Data records:
_____

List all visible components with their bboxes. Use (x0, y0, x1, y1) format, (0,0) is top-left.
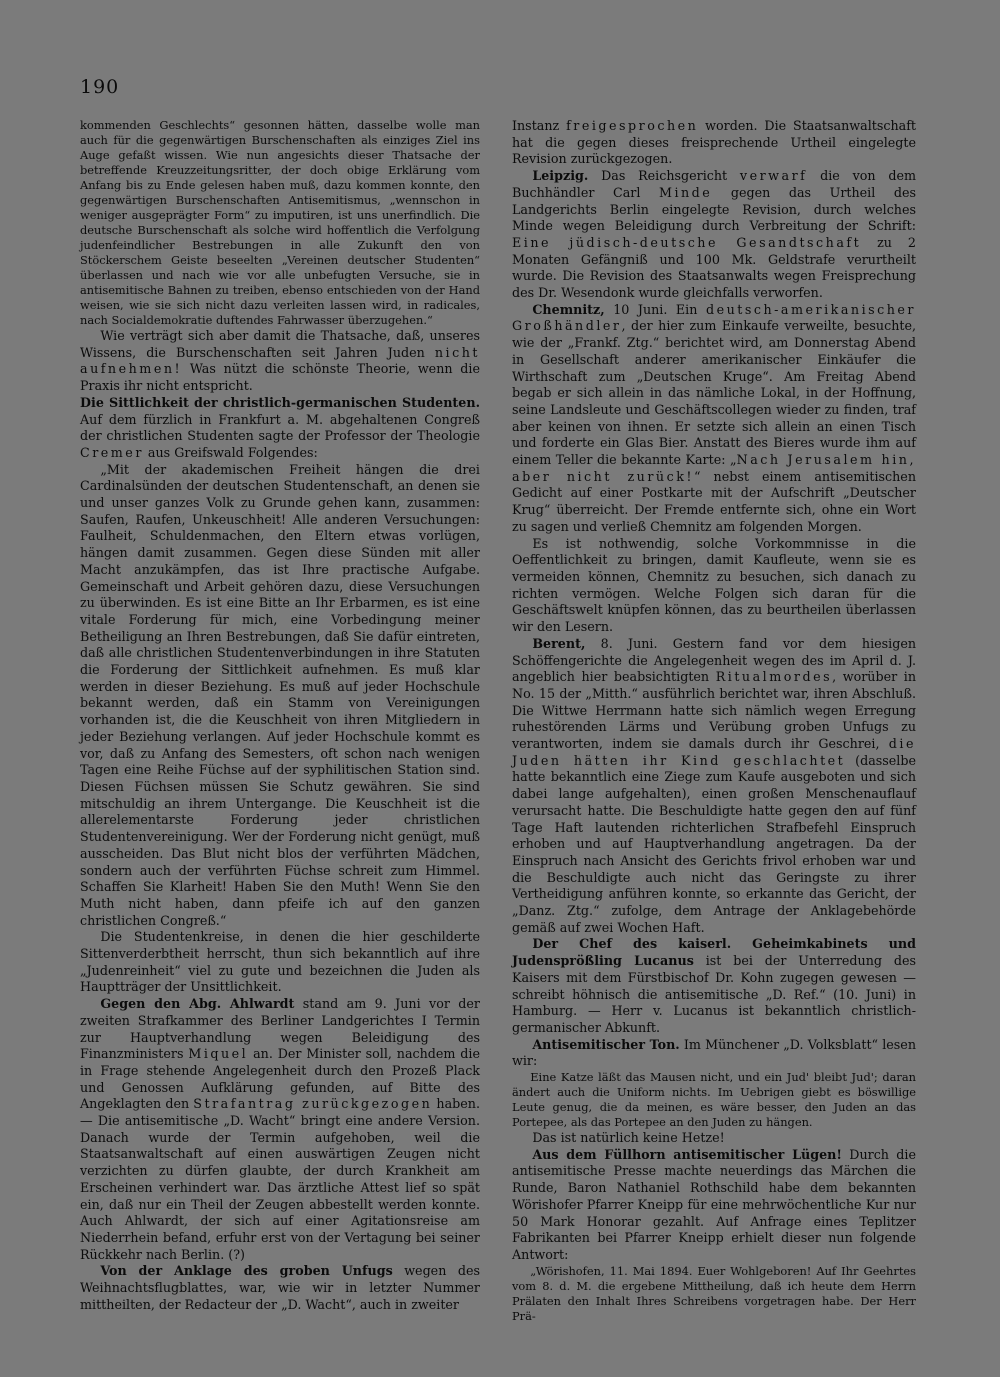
paragraph-text: zu 2 Monaten Gefängniß und 100 Mk. Geldstrafe verurtheilt wurde. Die Revision des Staatsanwalts wegen Freisprechung des Dr. Wesendonk wurde gleichfalls verworfen. (512, 234, 916, 301)
paragraph-text: Wie verträgt sich aber damit die Thatsache, daß, unseres Wissens, die Burschenschaften seit Jahren Juden (80, 328, 480, 360)
article-sittlichkeit (80, 395, 480, 462)
paragraph-text: Eine Katze läßt das Mausen nicht, und ein Jud' bleibt Jud'; daran ändert auch die Uniform nichts. Im Uebrigen giebt es böswillige Leute genug, die da meinen, es wäre besser, den Juden an das Portepee, als das Portepee an den Juden zu hängen. (512, 1070, 916, 1130)
spaced-name: Minde (658, 184, 713, 200)
paragraph-text: Das Reichsgericht (588, 168, 740, 184)
spaced-text: deutsch-amerikanischer Großhändler (512, 301, 916, 334)
paragraph-text: haben. — Die antisemitische „D. Wacht“ bringt eine andere Version. Danach wurde der Termin aufgehoben, weil die Staatsanwaltschaft auf einen auswärtigen Zeugen nicht verzichten zu dürfen glaubte, der durch Krankheit am Erscheinen verhindert war. Das ärztliche Attest lief so spät ein, daß nur ein Theil der Zeugen abbestellt werden konnte. Auch Ahlwardt, der sich auf einer Agitationsreise am Niederrhein befand, erfuhr erst von der Vertagung bei seiner Rückkehr nach Berlin. (?) (80, 1096, 481, 1262)
article-ahlwardt (80, 996, 480, 1263)
article-heading: Aus dem Füllhorn antisemitischer Lügen! (532, 1146, 842, 1162)
quote-paragraph (80, 462, 480, 930)
article-continuation (80, 118, 480, 328)
spaced-text: nicht aufnehmen! (80, 344, 480, 377)
spaced-text: freigesprochen (566, 118, 699, 133)
spaced-text: verwarf (739, 168, 808, 184)
paragraph-text: kommenden Geschlechts“ gesonnen hätten, dasselbe wolle man auch für die gegenwärtigen Burschenschaften als einziges Ziel ins Auge gefaßt wissen. Wie nun angesichts dieser Thatsache der betreffende Kreuzzeitungsritter, der doch obige Erklärung vom Anfang bis zu Ende gelesen haben muß, dazu kommen konnte, den gegenwärtigen Burschenschaften Antisemitismus, „wennschon in weniger ausgeprägter Form“ zu imputiren, ist uns unerfindlich. Die deutsche Burschenschaft als solche wird hoffentlich die Verfolgung judenfeindlicher Bestrebungen in alle Zukunft den von Stöckerschem Geiste beseelten „Vereinen deutscher Studenten“ überlassen und nach wie vor alle unbefugten Versuche, sie in antisemitische Bahnen zu treiben, ebenso entschieden von der Hand weisen, wie sie sich nicht dazu verleiten lassen wird, in radicales, nach Socialdemokratie duftendes Fahrwasser überzugehen.“ (80, 118, 480, 327)
right-column (512, 118, 916, 1324)
paragraph-text: „Mit der akademischen Freiheit hängen die drei Cardinalsünden der deutschen Studentenschaft, an denen sie und unser ganzes Volk zu Grunde gehen kann, zusammen: Saufen, Raufen, Unkeuschheit! Alle anderen Versuchungen: Faulheit, Schuldenmachen, den Eltern etwas vorlügen, hängen damit zusammen. Gegen diese Sünden mit aller Macht anzukämpfen, das ist Ihre practische Aufgabe. Gemeinschaft und Arbeit gehören dazu, diese Versuchungen zu überwinden. Es ist eine Bitte an Ihr Erbarmen, es ist eine vitale Forderung für mich, eine Vorbedingung meiner Betheiligung an Ihren Bestrebungen, daß Sie dafür eintreten, daß alle christlichen Studentenverbindungen in ihre Statuten die Forderung der Sittlichkeit aufnehmen. Es muß klar werden in dieser Beziehung. Es muß auf jeder Hochschule bekannt werden, daß ein Stamm von Vereinigungen vorhanden ist, die die Keuschheit von ihren Mitgliedern in jeder Beziehung verlangen. Auf jeder Hochschule kommt es vor, daß zu Anfang des Semesters, oft schon nach wenigen Tagen eine Reihe Füchse auf der syphilitischen Station sind. Diesen Füchsen müssen Sie Schutz gewähren. Sie sind mitschuldig an ihrem Untergange. Die Keuschheit ist die allerelementarste Forderung jeder christlichen Studentenvereinigung. Wer der Forderung nicht genügt, muß ausscheiden. Das Blut nicht blos der verführten Mädchen, sondern auch der verführten Füchse schreit zum Himmel. Schaffen Sie Klarheit! Haben Sie den Muth! Wenn Sie den Muth nicht haben, dann pfeife ich auf den ganzen christlichen Congreß.“ (80, 461, 480, 928)
spaced-text: Nach Jerusalem hin, aber nicht zurück! (512, 452, 916, 484)
quote-paragraph (512, 1070, 916, 1130)
article-continuation (512, 118, 916, 168)
spaced-text: Eine jüdisch-deutsche Gesandtschaft (512, 234, 862, 250)
spaced-text: Ritualmordes (715, 669, 833, 685)
paragraph-text: Im Münchener „D. Volksblatt“ lesen wir: (512, 1036, 916, 1069)
paragraph-text: wegen des Weihnachtsflugblattes, war, wie wir in letzter Nummer mittheilten, der Redacteur der „D. Wacht“, auch in zweiter (80, 1263, 480, 1312)
paragraph-text: “ nebst einem antisemitischen Gedicht auf einer Postkarte mit der Aufschrift „Deutscher Krug“ überreicht. Der Fremde entfernte sich, ohne ein Wort zu sagen und verließ Chemnitz am folgenden Morgen. (512, 468, 916, 534)
article-heading: Von der Anklage des groben Unfugs (100, 1263, 393, 1279)
article-heading: Die Sittlichkeit der christlich-germanischen Studenten. (80, 394, 480, 410)
paragraph-text: Was nützt die schönste Theorie, wenn die Praxis ihr nicht entspricht. (80, 361, 480, 394)
paragraph-text: worden. Die Staatsanwaltschaft hat die gegen dieses freisprechende Urtheil eingelegte Revision zurückgezogen. (512, 118, 916, 167)
article-berent (512, 636, 916, 937)
left-column (80, 118, 480, 1313)
paragraph-text: an. Der Minister soll, nachdem die in Frage stehende Angelegenheit durch den Prozeß Plack und Genossen Aufklärung gefunden, auf Bitte des Angeklagten den (80, 1046, 480, 1112)
paragraph-text: Instanz (512, 118, 567, 133)
article-heading: Leipzig. (532, 168, 589, 184)
paragraph-text: , der hier zum Einkaufe verweilte, besuchte, wie der „Frankf. Ztg.“ berichtet wird, am Donnerstag Abend in Gesellschaft anderer amerikanischer Einkäufer die Wirthschaft zum „Deutschen Kruge“. Am Freitag Abend begab er sich allein in das nämliche Lokal, in der Hoffnung, seine Landsleute und Geschäftscollegen wieder zu finden, traf aber keinen von ihnen. Er setzte sich allein an einen Tisch und forderte ein Glas Bier. Anstatt des Bieres wurde ihm auf einem Teller die bekannte Karte: „ (512, 318, 916, 468)
paragraph-text: (dasselbe hatte bekanntlich eine Ziege zum Kaufe ausgeboten und sich dabei lange aufgehalten), einen großen Menschenauflauf verursacht hatte. Die Beschuldigte hatte gegen den auf fünf Tage Haft lautenden richterlichen Strafbefehl Einspruch erhoben und auf Hauptverhandlung angetragen. Da der Einspruch nach Ansicht des Gerichts frivol erhoben war und die Beschuldigte auch nicht das Geringste zu ihrer Vertheidigung anführen konnte, so erkannte das Gericht, der „Danz. Ztg.“ zufolge, dem Antrage der Anklagebehörde gemäß auf zwei Wochen Haft. (512, 752, 916, 935)
spaced-name: Cremer (80, 444, 144, 460)
paragraph-text: gegen das Urtheil des Landgerichts Berlin eingelegte Revision, durch welches Minde wegen Beleidigung durch Verbreitung der Schrift: (512, 184, 916, 234)
paragraph-text: Durch die antisemitische Presse machte neuerdings das Märchen die Runde, Baron Nathaniel Rothschild habe dem bekannten Wörishofer Pfarrer Kneipp für eine mehrwöchentliche Kur nur 50 Mark Honorar gezahlt. Auf Anfrage eines Teplitzer Fabrikanten bei Pfarrer Kneipp erhielt dieser nun folgende Antwort: (512, 1146, 916, 1262)
paragraph-text: „Wörishofen, 11. Mai 1894. Euer Wohlgeboren! Auf Ihr Geehrtes vom 8. d. M. die ergebene Mittheilung, daß ich heute dem Herrn Prälaten den Inhalt Ihres Schreibens vorgetragen habe. Der Herr Prä- (512, 1263, 916, 1323)
paragraph-text: 8. Juni. Gestern fand vor dem hiesigen Schöffengerichte die Angelegenheit wegen des im April d. J. angeblich hier beabsichtigten (512, 635, 916, 685)
article-lucanus (512, 936, 916, 1036)
article-heading: Gegen den Abg. Ahlwardt (100, 996, 295, 1012)
article-heading: Chemnitz, (532, 301, 605, 317)
paragraph (512, 1130, 916, 1147)
paragraph (80, 328, 480, 395)
paragraph-text: aus Greifswald Folgendes: (143, 444, 318, 460)
spaced-text: Strafantrag zurückgezogen (193, 1096, 433, 1112)
paragraph-text: Es ist nothwendig, solche Vorkommnisse in die Oeffentlichkeit zu bringen, damit Kaufleute, wenn sie es vermeiden können, Chemnitz zu besuchen, sich danach zu richten vermögen. Welche Folgen sich daran für die Geschäftswelt knüpfen können, das zu beurtheilen überlassen wir den Lesern. (512, 535, 916, 635)
paragraph-text: , worüber in No. 15 der „Mitth.“ ausführlich berichtet war, ihren Abschluß. Die Wittwe Herrmann hatte sich nämlich wegen Erregung ruhestörenden Lärms und Verübung groben Unfugs zu verantworten, indem sie damals durch ihr Geschrei, (512, 669, 917, 752)
spaced-text: die Juden hätten ihr Kind geschlachtet (512, 736, 916, 768)
paragraph-text: die von dem Buchhändler Carl (512, 168, 916, 200)
paragraph (512, 536, 916, 636)
article-ton (512, 1037, 916, 1070)
spaced-name: Miquel (188, 1046, 249, 1062)
article-heading: Antisemitischer Ton. (532, 1036, 680, 1052)
article-leipzig (512, 168, 916, 302)
page-number: 190 (80, 76, 120, 98)
article-unfug (80, 1263, 480, 1313)
paragraph-text: Das ist natürlich keine Hetze! (532, 1130, 725, 1146)
article-heading: Berent, (532, 635, 586, 651)
paragraph-text: ist bei der Unterredung des Kaisers mit dem Fürstbischof Dr. Kohn zugegen gewesen — schreibt höhnisch die antisemitische „D. Ref.“ (10. Juni) in Hamburg. — Herr v. Lucanus ist bekanntlich christlich-germanischer Abkunft. (512, 953, 916, 1035)
paragraph-text: stand am 9. Juni vor der zweiten Strafkammer des Berliner Landgerichtes I Termin zur Hauptverhandlung wegen Beleidigung des Finanzministers (80, 996, 481, 1062)
article-chemnitz (512, 302, 916, 536)
paragraph (80, 929, 480, 996)
article-heading: Der Chef des kaiserl. Geheimkabinets und Judensprößling Lucanus (512, 936, 916, 969)
article-fuellhorn (512, 1147, 916, 1264)
quote-paragraph (512, 1264, 916, 1324)
paragraph-text: 10 Juni. Ein (604, 301, 706, 317)
paragraph-text: Auf dem fürzlich in Frankfurt a. M. abgehaltenen Congreß der christlichen Studenten sagte der Professor der Theologie (80, 411, 480, 444)
paragraph-text: Die Studentenkreise, in denen die hier geschilderte Sittenverderbtheit herrscht, thun sich bekanntlich auf ihre „Judenreinheit“ viel zu gute und bezeichnen die Juden als Hauptträger der Unsittlichkeit. (80, 929, 480, 995)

_____

▸ **Directions for this task**
Copy the lines of the data above exactly, starting at the line that contains "paragraph-text: zu 2" and ending with the line that contains "spaced-text: deutsch-amerikanischer Großhändler", both included.

▸ **Solution**
paragraph-text: zu 2 Monaten Gefängniß und 100 Mk. Geldstrafe verurtheilt wurde. Die Revision des Staatsanwalts wegen Freisprechung des Dr. Wesendonk wurde gleichfalls verworfen. (512, 234, 916, 301)
paragraph-text: Wie verträgt sich aber damit die Thatsache, daß, unseres Wissens, die Burschenschaften seit Jahren Juden (80, 328, 480, 360)
article-sittlichkeit (80, 395, 480, 462)
paragraph-text: Eine Katze läßt das Mausen nicht, und ein Jud' bleibt Jud'; daran ändert auch die Uniform nichts. Im Uebrigen giebt es böswillige Leute genug, die da meinen, es wäre besser, den Juden an das Portepee, als das Portepee an den Juden zu hängen. (512, 1070, 916, 1130)
spaced-name: Minde (658, 184, 713, 200)
paragraph-text: Das Reichsgericht (588, 168, 740, 184)
spaced-text: deutsch-amerikanischer Großhändler (512, 301, 916, 334)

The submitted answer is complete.